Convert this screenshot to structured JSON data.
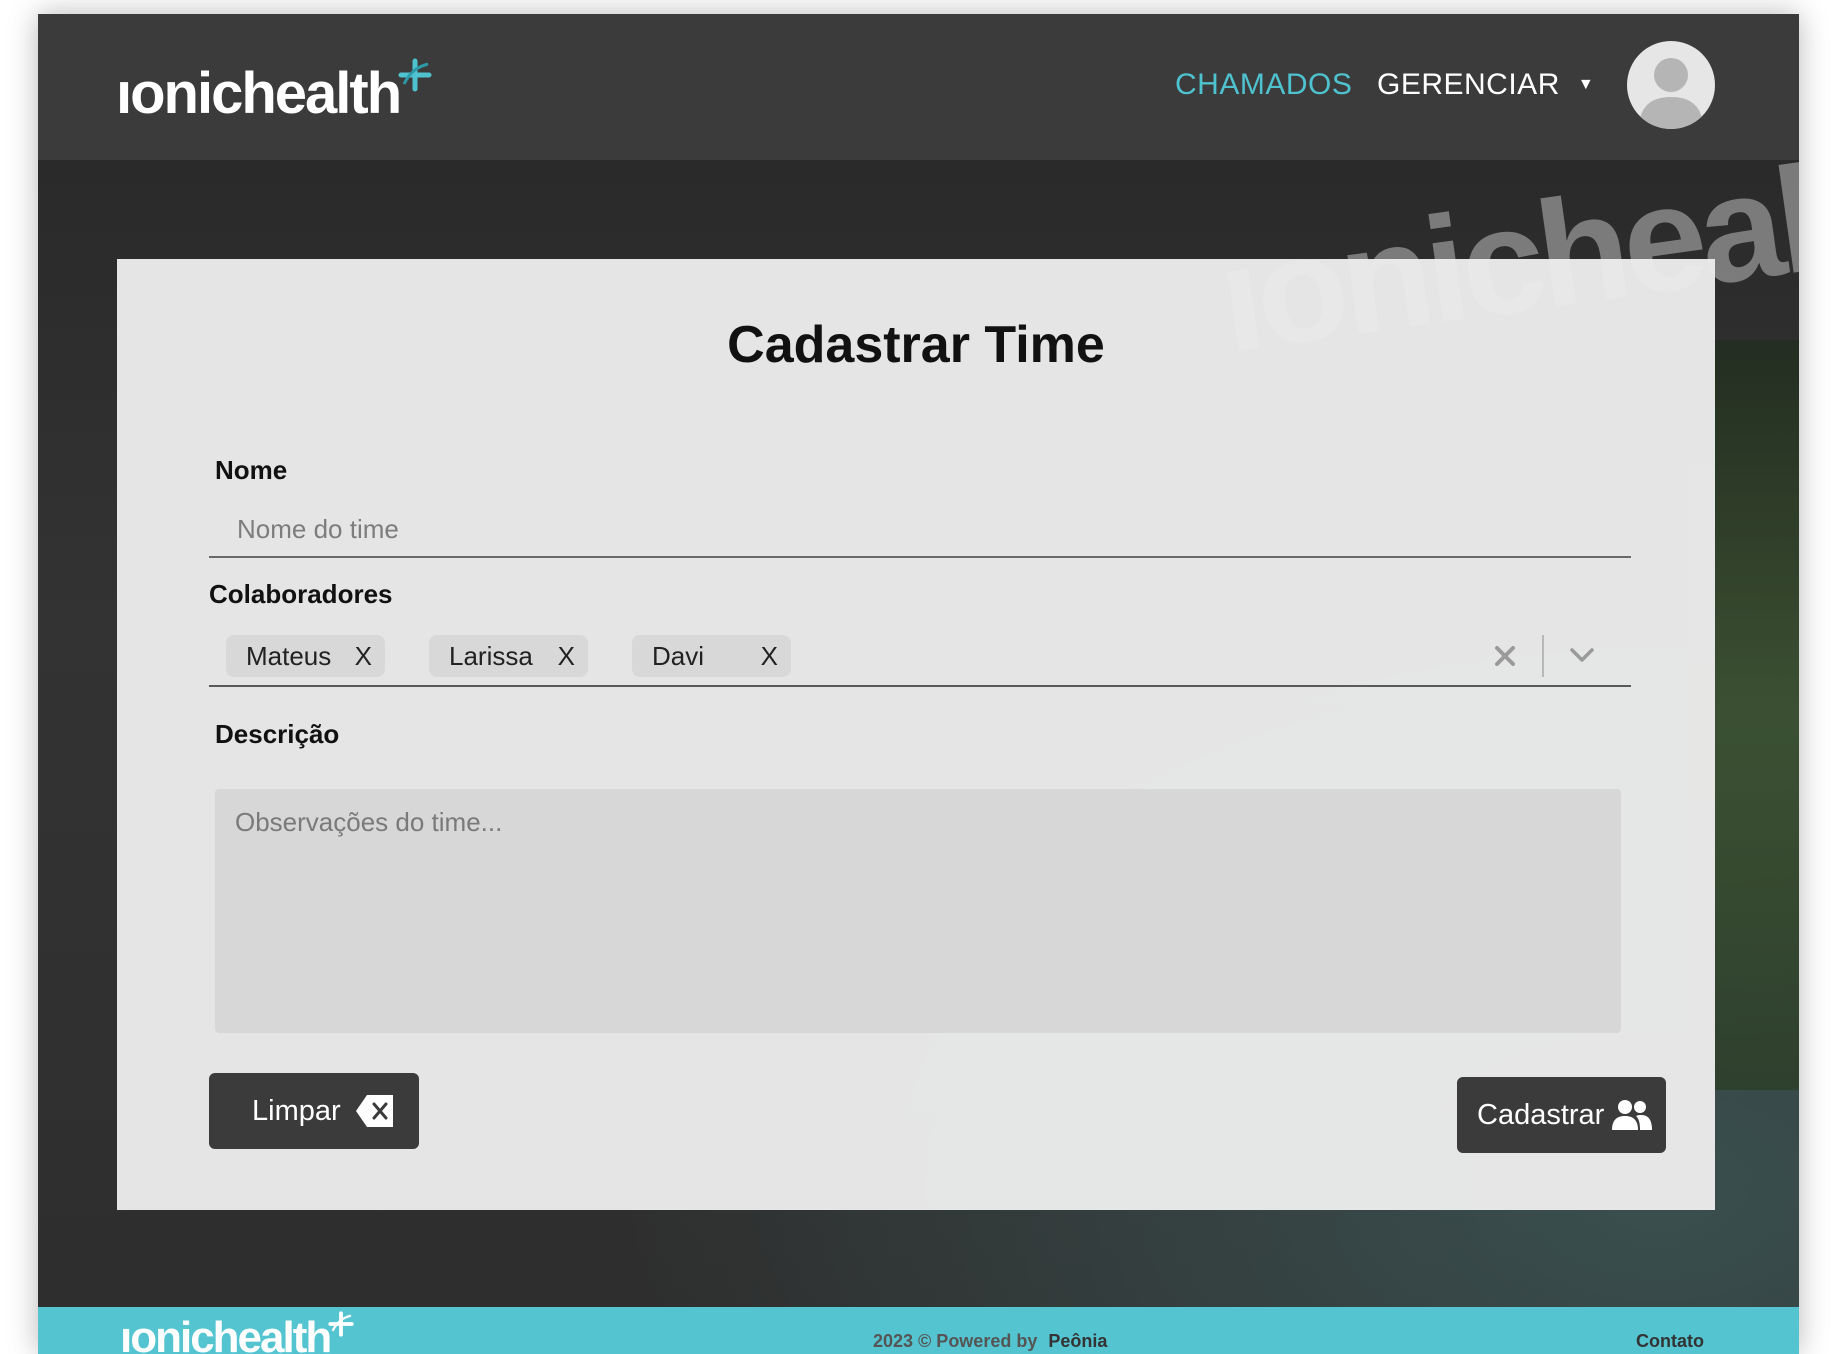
{
  "header": {
    "logo_text": "ıonichealth",
    "nav": {
      "chamados": "CHAMADOS",
      "gerenciar": "GERENCIAR",
      "gerenciar_caret": "▼"
    }
  },
  "background": {
    "brand_text": "ıonichealt"
  },
  "form": {
    "title": "Cadastrar Time",
    "nome": {
      "label": "Nome",
      "placeholder": "Nome do time",
      "value": ""
    },
    "colaboradores": {
      "label": "Colaboradores",
      "selected": [
        {
          "name": "Mateus",
          "remove": "X"
        },
        {
          "name": "Larissa",
          "remove": "X"
        },
        {
          "name": "Davi",
          "remove": "X"
        }
      ]
    },
    "descricao": {
      "label": "Descrição",
      "placeholder": "Observações do time...",
      "value": ""
    },
    "buttons": {
      "limpar": "Limpar",
      "cadastrar": "Cadastrar"
    }
  },
  "footer": {
    "logo_text": "ıonichealth",
    "copyright": "2023 © Powered by",
    "company": "Peônia",
    "contato": "Contato"
  },
  "colors": {
    "accent": "#4fc2cf",
    "footer_bg": "#54c4d0",
    "header_bg": "#3b3b3b",
    "button_bg": "#3b3b3b",
    "card_bg": "#ebebeb"
  },
  "icons": {
    "logo": "plus-swoosh-icon",
    "avatar": "user-avatar-icon",
    "clear": "x-icon",
    "dropdown": "chevron-down-icon",
    "limpar": "backspace-icon",
    "cadastrar": "user-group-icon"
  }
}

◇ ◇ ◇ ◇

* _BRIEF_
Wherever a line in the data above holds "user", copy that line.

* _RESPONSE TO THIS EXERCISE_
    "avatar": "user-avatar-icon",
    "cadastrar": "user-group-icon"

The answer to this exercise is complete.